▶ _Written exercise_: Send back all the data below, exactly as given.
□ □ □ □
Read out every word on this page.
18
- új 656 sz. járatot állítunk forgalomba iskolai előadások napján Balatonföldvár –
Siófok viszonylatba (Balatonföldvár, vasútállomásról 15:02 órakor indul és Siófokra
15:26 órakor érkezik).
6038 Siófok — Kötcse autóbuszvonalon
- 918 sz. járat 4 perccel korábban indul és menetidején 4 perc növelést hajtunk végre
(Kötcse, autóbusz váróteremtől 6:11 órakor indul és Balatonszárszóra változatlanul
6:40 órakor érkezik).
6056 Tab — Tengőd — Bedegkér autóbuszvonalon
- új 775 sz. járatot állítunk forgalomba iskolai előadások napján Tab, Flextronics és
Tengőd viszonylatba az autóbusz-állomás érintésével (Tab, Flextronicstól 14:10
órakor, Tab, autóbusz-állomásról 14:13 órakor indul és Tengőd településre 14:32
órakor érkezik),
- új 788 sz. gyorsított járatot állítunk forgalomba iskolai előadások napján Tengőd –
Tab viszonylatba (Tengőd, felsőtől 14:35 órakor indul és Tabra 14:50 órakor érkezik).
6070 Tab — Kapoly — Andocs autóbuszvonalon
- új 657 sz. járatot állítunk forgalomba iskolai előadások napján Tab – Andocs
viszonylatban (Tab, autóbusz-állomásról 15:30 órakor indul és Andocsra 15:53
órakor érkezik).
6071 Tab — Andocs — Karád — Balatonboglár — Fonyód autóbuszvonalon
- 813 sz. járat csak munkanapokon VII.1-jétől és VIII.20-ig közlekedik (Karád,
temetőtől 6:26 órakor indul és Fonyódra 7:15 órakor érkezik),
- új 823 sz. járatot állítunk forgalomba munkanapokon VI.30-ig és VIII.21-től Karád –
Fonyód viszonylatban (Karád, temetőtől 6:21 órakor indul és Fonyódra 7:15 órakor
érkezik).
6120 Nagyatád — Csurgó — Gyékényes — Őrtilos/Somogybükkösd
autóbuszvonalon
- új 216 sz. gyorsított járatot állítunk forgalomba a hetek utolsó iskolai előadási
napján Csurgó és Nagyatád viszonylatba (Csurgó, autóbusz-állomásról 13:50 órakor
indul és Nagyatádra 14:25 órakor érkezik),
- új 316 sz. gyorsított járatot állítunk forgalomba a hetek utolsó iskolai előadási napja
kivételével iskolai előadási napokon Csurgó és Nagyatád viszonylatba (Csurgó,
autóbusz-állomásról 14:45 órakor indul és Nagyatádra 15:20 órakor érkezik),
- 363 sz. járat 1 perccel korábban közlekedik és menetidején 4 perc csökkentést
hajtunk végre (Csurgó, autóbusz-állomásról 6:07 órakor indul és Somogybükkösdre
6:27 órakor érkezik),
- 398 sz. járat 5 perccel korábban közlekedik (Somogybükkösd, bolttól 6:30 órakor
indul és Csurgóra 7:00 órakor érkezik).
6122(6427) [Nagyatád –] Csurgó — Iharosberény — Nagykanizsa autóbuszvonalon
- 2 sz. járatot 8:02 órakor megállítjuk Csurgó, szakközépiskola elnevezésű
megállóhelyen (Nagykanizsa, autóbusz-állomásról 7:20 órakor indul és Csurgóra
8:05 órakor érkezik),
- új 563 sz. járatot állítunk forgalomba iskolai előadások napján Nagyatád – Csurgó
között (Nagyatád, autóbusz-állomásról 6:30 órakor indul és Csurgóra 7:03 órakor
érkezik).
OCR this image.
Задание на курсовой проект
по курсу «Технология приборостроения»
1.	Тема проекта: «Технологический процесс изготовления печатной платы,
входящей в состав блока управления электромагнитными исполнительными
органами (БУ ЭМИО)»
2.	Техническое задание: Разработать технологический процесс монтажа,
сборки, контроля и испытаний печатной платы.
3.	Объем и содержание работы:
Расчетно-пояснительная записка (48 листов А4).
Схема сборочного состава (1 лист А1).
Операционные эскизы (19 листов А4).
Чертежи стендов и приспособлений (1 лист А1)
□ □ □ □
▶ _Result_:
Read out every word on this page.
18
- új 656 sz. járatot állítunk forgalomba iskolai előadások napján Balatonföldvár –
Siófok viszonylatba (Balatonföldvár, vasútállomásról 15:02 órakor indul és Siófokra
15:26 órakor érkezik).
6038 Siófok — Kötcse autóbuszvonalon
- 918 sz. járat 4 perccel korábban indul és menetidején 4 perc növelést hajtunk végre
(Kötcse, autóbusz váróteremtől 6:11 órakor indul és Balatonszárszóra változatlanul
6:40 órakor érkezik).
6056 Tab — Tengőd — Bedegkér autóbuszvonalon
- új 775 sz. járatot állítunk forgalomba iskolai előadások napján Tab, Flextronics és
Tengőd viszonylatba az autóbusz-állomás érintésével (Tab, Flextronicstól 14:10
órakor, Tab, autóbusz-állomásról 14:13 órakor indul és Tengőd településre 14:32
órakor érkezik),
- új 788 sz. gyorsított járatot állítunk forgalomba iskolai előadások napján Tengőd –
Tab viszonylatba (Tengőd, felsőtől 14:35 órakor indul és Tabra 14:50 órakor érkezik).
6070 Tab — Kapoly — Andocs autóbuszvonalon
- új 657 sz. járatot állítunk forgalomba iskolai előadások napján Tab – Andocs
viszonylatban (Tab, autóbusz-állomásról 15:30 órakor indul és Andocsra 15:53
órakor érkezik).
6071 Tab — Andocs — Karád — Balatonboglár — Fonyód autóbuszvonalon
- 813 sz. járat csak munkanapokon VII.1-jétől és VIII.20-ig közlekedik (Karád,
temetőtől 6:26 órakor indul és Fonyódra 7:15 órakor érkezik),
- új 823 sz. járatot állítunk forgalomba munkanapokon VI.30-ig és VIII.21-től Karád –
Fonyód viszonylatban (Karád, temetőtől 6:21 órakor indul és Fonyódra 7:15 órakor
érkezik).
6120 Nagyatád — Csurgó — Gyékényes — Őrtilos/Somogybükkösd
autóbuszvonalon
- új 216 sz. gyorsított járatot állítunk forgalomba a hetek utolsó iskolai előadási
napján Csurgó és Nagyatád viszonylatba (Csurgó, autóbusz-állomásról 13:50 órakor
indul és Nagyatádra 14:25 órakor érkezik),
- új 316 sz. gyorsított járatot állítunk forgalomba a hetek utolsó iskolai előadási napja
kivételével iskolai előadási napokon Csurgó és Nagyatád viszonylatba (Csurgó,
autóbusz-állomásról 14:45 órakor indul és Nagyatádra 15:20 órakor érkezik),
- 363 sz. járat 1 perccel korábban közlekedik és menetidején 4 perc csökkentést
hajtunk végre (Csurgó, autóbusz-állomásról 6:07 órakor indul és Somogybükkösdre
6:27 órakor érkezik),
- 398 sz. járat 5 perccel korábban közlekedik (Somogybükkösd, bolttól 6:30 órakor
indul és Csurgóra 7:00 órakor érkezik).
6122(6427) [Nagyatád –] Csurgó — Iharosberény — Nagykanizsa autóbuszvonalon
- 2 sz. járatot 8:02 órakor megállítjuk Csurgó, szakközépiskola elnevezésű
megállóhelyen (Nagykanizsa, autóbusz-állomásról 7:20 órakor indul és Csurgóra
8:05 órakor érkezik),
- új 563 sz. járatot állítunk forgalomba iskolai előadások napján Nagyatád – Csurgó
között (Nagyatád, autóbusz-állomásról 6:30 órakor indul és Csurgóra 7:03 órakor
érkezik).
OCR this image.
Задание на курсовой проект
по курсу «Технология приборостроения»
1.	Тема проекта: «Технологический процесс изготовления печатной платы,
входящей в состав блока управления электромагнитными исполнительными
органами (БУ ЭМИО)»
2.	Техническое задание: Разработать технологический процесс монтажа,
сборки, контроля и испытаний печатной платы.
3.	Объем и содержание работы:
Расчетно-пояснительная записка (48 листов А4).
Схема сборочного состава (1 лист А1).
Операционные эскизы (19 листов А4).
Чертежи стендов и приспособлений (1 лист А1)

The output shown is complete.